[Part of a data file]
((
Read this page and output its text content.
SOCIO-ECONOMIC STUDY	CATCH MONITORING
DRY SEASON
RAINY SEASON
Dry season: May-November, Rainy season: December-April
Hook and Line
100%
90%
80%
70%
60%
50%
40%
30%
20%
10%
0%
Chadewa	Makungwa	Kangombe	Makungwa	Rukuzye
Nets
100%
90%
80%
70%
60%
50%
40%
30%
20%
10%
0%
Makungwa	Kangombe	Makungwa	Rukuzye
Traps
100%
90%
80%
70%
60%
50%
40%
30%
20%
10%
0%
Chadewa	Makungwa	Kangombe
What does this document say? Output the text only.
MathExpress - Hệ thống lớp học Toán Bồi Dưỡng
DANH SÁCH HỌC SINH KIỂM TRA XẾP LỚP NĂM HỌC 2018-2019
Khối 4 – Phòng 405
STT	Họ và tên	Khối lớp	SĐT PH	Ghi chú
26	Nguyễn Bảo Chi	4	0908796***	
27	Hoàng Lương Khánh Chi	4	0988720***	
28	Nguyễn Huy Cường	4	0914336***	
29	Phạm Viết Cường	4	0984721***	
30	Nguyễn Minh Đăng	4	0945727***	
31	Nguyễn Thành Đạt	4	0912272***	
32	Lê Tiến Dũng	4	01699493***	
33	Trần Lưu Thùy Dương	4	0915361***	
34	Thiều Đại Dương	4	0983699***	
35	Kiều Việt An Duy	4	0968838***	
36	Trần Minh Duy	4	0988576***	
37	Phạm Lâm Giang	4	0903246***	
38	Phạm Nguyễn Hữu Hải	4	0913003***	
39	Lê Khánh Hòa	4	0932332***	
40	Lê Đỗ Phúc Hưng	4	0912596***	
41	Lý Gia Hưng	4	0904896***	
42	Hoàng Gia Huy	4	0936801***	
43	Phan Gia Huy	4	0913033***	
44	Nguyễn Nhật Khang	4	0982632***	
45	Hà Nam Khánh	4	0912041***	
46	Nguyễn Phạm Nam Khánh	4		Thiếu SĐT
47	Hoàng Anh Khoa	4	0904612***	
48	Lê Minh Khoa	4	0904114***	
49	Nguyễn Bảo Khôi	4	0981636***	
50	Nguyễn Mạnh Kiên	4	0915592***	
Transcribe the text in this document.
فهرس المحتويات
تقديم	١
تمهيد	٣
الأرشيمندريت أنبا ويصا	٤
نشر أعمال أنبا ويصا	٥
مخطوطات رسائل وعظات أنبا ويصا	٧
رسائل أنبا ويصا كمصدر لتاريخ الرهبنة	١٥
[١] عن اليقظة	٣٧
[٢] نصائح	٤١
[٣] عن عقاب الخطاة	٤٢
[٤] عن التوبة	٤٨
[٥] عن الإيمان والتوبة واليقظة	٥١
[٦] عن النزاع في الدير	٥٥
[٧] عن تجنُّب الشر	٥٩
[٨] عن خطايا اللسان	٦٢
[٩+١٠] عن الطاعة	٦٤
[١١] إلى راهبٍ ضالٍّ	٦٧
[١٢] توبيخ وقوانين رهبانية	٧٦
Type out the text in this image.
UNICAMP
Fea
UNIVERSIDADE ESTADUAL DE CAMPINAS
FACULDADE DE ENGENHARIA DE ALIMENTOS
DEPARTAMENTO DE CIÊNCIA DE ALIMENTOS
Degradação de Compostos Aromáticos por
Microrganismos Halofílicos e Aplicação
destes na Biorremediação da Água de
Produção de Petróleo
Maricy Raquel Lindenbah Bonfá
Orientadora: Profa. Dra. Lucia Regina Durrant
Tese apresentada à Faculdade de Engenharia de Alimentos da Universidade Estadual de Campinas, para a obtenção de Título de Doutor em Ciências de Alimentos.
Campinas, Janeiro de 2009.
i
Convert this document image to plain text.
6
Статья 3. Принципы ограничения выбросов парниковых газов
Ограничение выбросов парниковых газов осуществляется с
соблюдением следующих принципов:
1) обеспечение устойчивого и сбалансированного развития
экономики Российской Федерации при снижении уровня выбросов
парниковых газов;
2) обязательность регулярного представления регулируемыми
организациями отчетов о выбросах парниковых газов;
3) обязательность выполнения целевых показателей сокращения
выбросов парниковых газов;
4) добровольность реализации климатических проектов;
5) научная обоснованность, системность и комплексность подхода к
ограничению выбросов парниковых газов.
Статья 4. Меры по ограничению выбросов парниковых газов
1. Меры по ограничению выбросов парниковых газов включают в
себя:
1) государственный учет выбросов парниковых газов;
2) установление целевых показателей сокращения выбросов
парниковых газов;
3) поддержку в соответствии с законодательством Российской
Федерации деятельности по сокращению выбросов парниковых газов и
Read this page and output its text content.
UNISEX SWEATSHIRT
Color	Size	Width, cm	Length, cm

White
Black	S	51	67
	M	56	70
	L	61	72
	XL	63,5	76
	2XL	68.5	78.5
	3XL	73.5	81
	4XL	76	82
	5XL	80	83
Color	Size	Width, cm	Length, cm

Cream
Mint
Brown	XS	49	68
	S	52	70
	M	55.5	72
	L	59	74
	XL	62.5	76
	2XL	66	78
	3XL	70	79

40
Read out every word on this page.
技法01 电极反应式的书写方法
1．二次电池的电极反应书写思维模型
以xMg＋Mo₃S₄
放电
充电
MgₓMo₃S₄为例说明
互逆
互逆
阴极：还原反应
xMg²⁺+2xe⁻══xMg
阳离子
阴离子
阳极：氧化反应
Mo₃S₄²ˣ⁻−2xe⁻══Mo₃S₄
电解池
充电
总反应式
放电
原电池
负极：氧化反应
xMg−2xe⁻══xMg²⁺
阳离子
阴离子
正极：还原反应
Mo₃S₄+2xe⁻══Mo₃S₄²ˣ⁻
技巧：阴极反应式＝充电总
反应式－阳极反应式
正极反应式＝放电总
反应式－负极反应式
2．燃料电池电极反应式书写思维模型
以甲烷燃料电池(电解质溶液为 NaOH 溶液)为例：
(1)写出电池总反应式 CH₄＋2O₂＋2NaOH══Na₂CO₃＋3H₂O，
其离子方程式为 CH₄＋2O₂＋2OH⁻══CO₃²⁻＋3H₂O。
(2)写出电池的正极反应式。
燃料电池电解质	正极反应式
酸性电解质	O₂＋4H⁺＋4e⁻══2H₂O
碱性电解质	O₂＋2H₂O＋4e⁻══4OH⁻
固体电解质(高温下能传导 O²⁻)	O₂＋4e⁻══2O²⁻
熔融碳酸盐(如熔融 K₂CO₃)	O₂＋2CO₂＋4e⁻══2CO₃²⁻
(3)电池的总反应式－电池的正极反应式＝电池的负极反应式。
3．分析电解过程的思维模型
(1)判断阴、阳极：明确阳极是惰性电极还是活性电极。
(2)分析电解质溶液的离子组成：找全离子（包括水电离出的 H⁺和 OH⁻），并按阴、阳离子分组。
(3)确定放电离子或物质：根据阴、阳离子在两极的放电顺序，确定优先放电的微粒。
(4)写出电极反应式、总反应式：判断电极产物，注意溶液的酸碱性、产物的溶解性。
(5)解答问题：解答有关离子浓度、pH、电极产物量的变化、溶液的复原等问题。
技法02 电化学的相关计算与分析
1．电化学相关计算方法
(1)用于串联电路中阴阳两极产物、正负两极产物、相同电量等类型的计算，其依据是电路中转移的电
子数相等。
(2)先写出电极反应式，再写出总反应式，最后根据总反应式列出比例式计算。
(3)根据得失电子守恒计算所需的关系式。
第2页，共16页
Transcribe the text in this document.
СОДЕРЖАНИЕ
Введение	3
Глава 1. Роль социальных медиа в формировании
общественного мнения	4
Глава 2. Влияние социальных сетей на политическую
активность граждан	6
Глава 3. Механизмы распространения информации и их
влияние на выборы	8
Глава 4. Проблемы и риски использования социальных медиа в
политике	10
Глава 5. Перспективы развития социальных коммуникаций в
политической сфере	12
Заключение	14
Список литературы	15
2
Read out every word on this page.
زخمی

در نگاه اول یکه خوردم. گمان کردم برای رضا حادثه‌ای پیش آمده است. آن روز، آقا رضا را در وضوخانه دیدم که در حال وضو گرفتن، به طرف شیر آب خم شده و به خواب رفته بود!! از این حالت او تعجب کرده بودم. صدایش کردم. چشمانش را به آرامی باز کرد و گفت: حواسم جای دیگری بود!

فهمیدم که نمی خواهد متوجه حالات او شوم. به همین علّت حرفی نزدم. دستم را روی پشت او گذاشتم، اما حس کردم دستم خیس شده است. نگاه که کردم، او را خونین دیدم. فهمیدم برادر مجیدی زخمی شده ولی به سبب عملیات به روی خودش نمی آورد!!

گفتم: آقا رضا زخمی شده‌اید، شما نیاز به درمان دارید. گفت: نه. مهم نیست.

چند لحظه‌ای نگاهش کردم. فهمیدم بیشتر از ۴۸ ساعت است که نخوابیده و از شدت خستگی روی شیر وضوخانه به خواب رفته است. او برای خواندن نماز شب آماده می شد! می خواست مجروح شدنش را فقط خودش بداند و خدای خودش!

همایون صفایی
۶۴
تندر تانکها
))
--- Your instructions ---
Pick out the lines containing the word "ограничению" and show them.

--- Task response ---
ограничению выбросов парниковых газов.
Статья 4. Меры по ограничению выбросов парниковых газов
1. Меры по ограничению выбросов парниковых газов включают в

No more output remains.